Prompt
In the entries below, how many lines hold the string "JSON"? Give only the number.

Supplied material
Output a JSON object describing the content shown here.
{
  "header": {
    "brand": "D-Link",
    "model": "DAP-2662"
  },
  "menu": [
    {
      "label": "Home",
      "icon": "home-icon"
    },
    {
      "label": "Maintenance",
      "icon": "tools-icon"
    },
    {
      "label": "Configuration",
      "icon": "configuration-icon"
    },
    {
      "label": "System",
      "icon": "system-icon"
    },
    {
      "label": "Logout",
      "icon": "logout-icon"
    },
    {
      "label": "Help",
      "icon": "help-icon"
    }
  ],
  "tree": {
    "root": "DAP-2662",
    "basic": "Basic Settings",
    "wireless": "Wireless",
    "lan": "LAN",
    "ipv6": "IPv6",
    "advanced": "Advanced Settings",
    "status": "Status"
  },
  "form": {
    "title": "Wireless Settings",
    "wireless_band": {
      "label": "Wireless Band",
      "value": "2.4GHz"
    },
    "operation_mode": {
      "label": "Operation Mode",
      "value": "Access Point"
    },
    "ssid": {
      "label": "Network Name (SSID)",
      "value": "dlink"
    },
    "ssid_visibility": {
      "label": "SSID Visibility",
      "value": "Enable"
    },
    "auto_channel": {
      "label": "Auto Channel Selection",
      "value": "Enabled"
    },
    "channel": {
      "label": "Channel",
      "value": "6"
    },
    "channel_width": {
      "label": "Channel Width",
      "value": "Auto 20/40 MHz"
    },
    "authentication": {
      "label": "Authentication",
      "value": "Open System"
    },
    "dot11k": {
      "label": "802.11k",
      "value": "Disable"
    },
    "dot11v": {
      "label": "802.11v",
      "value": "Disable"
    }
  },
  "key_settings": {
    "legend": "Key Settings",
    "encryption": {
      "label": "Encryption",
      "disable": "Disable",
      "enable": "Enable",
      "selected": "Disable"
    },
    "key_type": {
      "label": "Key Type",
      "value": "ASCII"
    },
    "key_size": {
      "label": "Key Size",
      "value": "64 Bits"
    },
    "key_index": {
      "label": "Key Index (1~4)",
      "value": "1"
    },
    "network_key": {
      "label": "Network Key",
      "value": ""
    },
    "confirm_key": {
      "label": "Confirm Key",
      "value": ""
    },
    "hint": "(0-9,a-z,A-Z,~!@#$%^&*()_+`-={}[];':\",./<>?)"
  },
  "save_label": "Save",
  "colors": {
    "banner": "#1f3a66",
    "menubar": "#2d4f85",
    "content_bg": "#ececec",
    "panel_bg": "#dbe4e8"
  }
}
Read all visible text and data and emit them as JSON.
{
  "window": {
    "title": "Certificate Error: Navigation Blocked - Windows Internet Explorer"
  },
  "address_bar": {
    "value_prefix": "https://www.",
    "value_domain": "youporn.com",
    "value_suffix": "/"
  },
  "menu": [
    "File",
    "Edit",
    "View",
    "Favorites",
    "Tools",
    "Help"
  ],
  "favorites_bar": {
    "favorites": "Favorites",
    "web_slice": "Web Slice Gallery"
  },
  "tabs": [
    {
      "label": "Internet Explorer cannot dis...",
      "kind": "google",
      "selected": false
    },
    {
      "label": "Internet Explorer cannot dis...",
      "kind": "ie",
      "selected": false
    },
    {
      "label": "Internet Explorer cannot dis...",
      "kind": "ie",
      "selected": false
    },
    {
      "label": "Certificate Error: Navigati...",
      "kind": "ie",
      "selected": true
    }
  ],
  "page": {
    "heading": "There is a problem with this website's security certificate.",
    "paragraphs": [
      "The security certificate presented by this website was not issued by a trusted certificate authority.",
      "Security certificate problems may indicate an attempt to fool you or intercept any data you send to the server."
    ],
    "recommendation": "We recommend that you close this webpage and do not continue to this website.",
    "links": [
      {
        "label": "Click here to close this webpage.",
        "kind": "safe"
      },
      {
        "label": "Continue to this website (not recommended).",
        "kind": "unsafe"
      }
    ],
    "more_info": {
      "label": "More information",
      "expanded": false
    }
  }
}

Exercise solution
2